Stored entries
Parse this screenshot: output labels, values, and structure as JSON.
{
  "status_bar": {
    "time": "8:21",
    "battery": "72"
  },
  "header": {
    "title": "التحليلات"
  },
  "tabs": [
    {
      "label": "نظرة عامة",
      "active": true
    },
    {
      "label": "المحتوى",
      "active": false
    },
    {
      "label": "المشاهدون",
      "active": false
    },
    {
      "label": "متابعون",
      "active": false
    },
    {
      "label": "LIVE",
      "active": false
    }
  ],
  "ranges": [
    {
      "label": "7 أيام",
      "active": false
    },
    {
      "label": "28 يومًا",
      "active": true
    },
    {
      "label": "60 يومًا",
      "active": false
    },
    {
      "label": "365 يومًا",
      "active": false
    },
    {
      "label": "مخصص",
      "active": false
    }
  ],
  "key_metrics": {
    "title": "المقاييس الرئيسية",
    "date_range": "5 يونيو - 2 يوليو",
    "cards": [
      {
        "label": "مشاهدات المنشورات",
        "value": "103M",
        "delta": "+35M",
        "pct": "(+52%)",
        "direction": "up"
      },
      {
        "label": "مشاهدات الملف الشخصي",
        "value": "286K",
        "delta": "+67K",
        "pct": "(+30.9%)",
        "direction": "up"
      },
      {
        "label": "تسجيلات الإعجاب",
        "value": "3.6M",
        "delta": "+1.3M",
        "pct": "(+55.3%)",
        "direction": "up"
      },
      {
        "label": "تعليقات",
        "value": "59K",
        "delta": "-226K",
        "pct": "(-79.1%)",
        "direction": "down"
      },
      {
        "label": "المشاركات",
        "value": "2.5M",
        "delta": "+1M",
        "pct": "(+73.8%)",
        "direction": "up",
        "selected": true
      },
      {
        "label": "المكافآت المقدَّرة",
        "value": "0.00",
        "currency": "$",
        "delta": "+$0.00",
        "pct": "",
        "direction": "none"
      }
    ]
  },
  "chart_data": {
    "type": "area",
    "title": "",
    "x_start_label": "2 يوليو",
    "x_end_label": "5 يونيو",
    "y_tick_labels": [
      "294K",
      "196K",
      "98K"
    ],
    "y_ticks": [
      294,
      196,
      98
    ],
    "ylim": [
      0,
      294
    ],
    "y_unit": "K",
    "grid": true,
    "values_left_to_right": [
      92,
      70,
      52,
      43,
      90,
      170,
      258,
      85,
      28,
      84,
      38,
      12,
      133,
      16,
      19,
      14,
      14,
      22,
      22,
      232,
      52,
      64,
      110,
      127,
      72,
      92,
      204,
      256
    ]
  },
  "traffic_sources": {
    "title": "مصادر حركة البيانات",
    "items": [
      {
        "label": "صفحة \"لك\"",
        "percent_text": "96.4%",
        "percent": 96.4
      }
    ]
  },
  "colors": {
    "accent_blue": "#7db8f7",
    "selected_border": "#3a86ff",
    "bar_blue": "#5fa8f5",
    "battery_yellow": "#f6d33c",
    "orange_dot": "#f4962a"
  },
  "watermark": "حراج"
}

- Your task
Of the lines in the material above, state how many contain the string "يونيو"; give no other text.

- Exercise output
2